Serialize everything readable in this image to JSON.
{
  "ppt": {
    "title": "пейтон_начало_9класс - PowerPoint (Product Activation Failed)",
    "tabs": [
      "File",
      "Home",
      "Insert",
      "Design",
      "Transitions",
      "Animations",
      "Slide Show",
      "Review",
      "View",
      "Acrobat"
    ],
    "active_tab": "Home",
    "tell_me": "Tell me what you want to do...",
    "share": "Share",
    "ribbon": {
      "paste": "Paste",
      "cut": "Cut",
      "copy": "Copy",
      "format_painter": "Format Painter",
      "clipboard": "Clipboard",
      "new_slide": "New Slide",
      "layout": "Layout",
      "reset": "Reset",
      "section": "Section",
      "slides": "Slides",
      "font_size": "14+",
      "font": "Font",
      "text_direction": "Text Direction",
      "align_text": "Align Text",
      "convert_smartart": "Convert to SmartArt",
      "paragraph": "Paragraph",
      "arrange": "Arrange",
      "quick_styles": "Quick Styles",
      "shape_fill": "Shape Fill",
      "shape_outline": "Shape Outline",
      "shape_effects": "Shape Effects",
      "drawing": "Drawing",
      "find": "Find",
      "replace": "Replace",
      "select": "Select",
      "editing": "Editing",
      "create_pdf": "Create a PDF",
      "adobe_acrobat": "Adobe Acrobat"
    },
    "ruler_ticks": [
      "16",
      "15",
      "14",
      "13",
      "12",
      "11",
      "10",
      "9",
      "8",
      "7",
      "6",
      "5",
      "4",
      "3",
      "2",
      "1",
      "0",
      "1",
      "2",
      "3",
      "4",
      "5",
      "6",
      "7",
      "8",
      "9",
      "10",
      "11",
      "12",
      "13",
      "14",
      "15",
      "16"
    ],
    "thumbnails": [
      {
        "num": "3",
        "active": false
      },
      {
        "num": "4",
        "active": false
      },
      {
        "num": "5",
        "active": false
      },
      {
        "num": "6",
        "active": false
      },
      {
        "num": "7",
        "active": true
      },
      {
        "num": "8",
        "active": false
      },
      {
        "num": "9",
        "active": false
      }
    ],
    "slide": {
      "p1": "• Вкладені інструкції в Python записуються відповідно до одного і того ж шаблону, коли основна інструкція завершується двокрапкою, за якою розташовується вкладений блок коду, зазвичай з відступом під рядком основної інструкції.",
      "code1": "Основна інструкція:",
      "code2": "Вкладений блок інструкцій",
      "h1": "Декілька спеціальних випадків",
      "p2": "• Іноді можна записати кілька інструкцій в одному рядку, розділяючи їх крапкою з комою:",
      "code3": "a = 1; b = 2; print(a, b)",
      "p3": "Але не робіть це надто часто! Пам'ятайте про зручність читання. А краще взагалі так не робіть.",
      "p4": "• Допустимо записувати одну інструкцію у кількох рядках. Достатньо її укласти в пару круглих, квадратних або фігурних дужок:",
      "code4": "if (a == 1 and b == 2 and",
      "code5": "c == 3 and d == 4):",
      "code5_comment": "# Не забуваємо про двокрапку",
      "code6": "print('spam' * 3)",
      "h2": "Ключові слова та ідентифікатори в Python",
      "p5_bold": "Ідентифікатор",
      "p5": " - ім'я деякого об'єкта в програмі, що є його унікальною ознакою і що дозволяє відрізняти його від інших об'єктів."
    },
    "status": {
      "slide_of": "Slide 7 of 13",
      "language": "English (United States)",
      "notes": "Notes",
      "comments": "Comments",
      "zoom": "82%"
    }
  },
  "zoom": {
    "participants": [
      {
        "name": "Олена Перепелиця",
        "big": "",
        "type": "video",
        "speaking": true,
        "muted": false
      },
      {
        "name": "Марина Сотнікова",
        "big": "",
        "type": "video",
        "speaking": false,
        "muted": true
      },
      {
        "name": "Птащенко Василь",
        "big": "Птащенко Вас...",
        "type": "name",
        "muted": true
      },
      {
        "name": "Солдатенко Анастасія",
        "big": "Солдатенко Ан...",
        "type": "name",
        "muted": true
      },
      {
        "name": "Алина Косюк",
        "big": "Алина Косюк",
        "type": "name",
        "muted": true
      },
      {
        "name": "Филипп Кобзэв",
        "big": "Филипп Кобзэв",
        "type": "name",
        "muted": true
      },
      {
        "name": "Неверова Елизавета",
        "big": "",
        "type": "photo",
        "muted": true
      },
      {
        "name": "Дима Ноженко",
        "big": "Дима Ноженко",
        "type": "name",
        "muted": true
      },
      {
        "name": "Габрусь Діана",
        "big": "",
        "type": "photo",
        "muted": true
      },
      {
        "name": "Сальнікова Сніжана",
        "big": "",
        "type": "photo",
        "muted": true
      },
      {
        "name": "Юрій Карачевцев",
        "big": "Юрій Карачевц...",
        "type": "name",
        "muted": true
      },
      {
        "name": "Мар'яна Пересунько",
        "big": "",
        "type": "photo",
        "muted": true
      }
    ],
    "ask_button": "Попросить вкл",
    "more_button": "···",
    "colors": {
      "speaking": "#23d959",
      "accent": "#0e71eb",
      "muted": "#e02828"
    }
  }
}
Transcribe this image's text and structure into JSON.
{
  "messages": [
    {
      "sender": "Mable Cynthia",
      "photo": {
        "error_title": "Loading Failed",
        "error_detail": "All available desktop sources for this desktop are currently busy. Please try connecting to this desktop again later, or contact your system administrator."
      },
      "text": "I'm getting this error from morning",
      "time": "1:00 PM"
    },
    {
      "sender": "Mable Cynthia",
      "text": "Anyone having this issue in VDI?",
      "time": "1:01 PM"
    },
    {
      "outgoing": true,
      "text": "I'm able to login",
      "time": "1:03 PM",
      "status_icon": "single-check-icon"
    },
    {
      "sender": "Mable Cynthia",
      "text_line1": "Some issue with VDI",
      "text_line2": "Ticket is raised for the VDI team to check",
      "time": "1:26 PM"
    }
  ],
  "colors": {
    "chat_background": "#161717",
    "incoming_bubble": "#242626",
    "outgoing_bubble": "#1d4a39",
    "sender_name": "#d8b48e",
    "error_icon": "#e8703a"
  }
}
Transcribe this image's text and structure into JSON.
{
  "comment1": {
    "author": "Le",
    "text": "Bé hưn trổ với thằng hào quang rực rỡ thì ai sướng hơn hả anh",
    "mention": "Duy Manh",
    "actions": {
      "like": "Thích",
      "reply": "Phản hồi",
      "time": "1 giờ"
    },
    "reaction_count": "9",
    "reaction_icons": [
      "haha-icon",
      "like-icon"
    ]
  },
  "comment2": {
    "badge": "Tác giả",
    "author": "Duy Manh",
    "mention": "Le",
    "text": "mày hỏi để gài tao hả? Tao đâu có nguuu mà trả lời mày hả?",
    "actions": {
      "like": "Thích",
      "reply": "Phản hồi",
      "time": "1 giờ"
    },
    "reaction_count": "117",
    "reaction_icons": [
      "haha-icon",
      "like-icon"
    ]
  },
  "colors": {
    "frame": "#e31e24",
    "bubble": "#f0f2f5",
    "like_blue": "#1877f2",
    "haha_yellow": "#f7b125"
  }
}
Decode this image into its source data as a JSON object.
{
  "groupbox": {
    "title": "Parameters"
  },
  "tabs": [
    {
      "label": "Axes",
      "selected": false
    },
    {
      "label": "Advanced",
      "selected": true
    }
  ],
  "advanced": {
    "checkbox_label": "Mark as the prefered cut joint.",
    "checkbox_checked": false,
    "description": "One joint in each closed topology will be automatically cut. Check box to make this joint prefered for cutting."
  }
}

■ ■ ■

Work to complete |
Repeat, without change, each line of the data above from the one that contains "Decode this image" through the final line, counting both.

Correct output |
Decode this image into its source data as a JSON object.
{
  "groupbox": {
    "title": "Parameters"
  },
  "tabs": [
    {
      "label": "Axes",
      "selected": false
    },
    {
      "label": "Advanced",
      "selected": true
    }
  ],
  "advanced": {
    "checkbox_label": "Mark as the prefered cut joint.",
    "checkbox_checked": false,
    "description": "One joint in each closed topology will be automatically cut. Check box to make this joint prefered for cutting."
  }
}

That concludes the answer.